=== Instructions to follow ===
Write out each line of the material below word for word, with nothing changed.

=== Records of where elements appear ===
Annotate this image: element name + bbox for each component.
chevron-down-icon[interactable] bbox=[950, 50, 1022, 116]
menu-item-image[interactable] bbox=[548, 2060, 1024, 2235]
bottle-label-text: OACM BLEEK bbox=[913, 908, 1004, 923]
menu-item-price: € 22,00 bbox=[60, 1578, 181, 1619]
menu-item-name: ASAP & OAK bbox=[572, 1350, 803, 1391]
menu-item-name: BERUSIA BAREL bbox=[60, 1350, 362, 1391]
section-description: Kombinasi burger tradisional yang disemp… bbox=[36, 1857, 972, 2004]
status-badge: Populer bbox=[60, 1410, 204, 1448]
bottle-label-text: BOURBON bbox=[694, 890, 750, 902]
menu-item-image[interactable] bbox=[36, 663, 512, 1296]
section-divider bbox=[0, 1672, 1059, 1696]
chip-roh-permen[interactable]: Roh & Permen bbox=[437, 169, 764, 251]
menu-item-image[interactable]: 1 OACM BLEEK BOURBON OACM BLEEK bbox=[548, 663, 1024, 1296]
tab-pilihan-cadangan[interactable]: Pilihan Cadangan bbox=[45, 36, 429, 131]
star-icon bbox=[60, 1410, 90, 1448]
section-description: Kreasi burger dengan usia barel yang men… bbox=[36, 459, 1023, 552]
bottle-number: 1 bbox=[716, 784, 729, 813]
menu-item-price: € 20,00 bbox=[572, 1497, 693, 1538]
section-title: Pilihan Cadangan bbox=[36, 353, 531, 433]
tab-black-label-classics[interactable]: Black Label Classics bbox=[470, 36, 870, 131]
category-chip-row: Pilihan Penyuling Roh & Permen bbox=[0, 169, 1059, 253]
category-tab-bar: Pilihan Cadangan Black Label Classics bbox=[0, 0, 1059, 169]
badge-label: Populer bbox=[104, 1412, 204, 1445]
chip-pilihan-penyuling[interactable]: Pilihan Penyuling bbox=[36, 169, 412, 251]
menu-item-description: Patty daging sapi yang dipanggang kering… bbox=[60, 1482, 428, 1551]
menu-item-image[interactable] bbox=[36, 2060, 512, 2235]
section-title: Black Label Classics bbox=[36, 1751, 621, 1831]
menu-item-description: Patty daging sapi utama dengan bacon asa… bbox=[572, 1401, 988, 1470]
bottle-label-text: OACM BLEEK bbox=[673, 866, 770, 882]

=== Written solution ===
Annotate this image: element name + bbox for each component.
chevron-down-icon[interactable] bbox=[950, 50, 1022, 116]
menu-item-image[interactable] bbox=[548, 2060, 1024, 2235]
bottle-label-text: OACM BLEEK bbox=[913, 908, 1004, 923]
menu-item-price: € 22,00 bbox=[60, 1578, 181, 1619]
menu-item-name: ASAP & OAK bbox=[572, 1350, 803, 1391]
menu-item-name: BERUSIA BAREL bbox=[60, 1350, 362, 1391]
section-description: Kombinasi burger tradisional yang disemp… bbox=[36, 1857, 972, 2004]
status-badge: Populer bbox=[60, 1410, 204, 1448]
bottle-label-text: BOURBON bbox=[694, 890, 750, 902]
menu-item-image[interactable] bbox=[36, 663, 512, 1296]
section-divider bbox=[0, 1672, 1059, 1696]
chip-roh-permen[interactable]: Roh & Permen bbox=[437, 169, 764, 251]
menu-item-image[interactable]: 1 OACM BLEEK BOURBON OACM BLEEK bbox=[548, 663, 1024, 1296]
tab-pilihan-cadangan[interactable]: Pilihan Cadangan bbox=[45, 36, 429, 131]
star-icon bbox=[60, 1410, 90, 1448]
section-description: Kreasi burger dengan usia barel yang men… bbox=[36, 459, 1023, 552]
bottle-number: 1 bbox=[716, 784, 729, 813]
menu-item-price: € 20,00 bbox=[572, 1497, 693, 1538]
section-title: Pilihan Cadangan bbox=[36, 353, 531, 433]
tab-black-label-classics[interactable]: Black Label Classics bbox=[470, 36, 870, 131]
category-chip-row: Pilihan Penyuling Roh & Permen bbox=[0, 169, 1059, 253]
category-tab-bar: Pilihan Cadangan Black Label Classics bbox=[0, 0, 1059, 169]
badge-label: Populer bbox=[104, 1412, 204, 1445]
chip-pilihan-penyuling[interactable]: Pilihan Penyuling bbox=[36, 169, 412, 251]
menu-item-description: Patty daging sapi yang dipanggang kering… bbox=[60, 1482, 428, 1551]
menu-item-image[interactable] bbox=[36, 2060, 512, 2235]
section-title: Black Label Classics bbox=[36, 1751, 621, 1831]
menu-item-description: Patty daging sapi utama dengan bacon asa… bbox=[572, 1401, 988, 1470]
bottle-label-text: OACM BLEEK bbox=[673, 866, 770, 882]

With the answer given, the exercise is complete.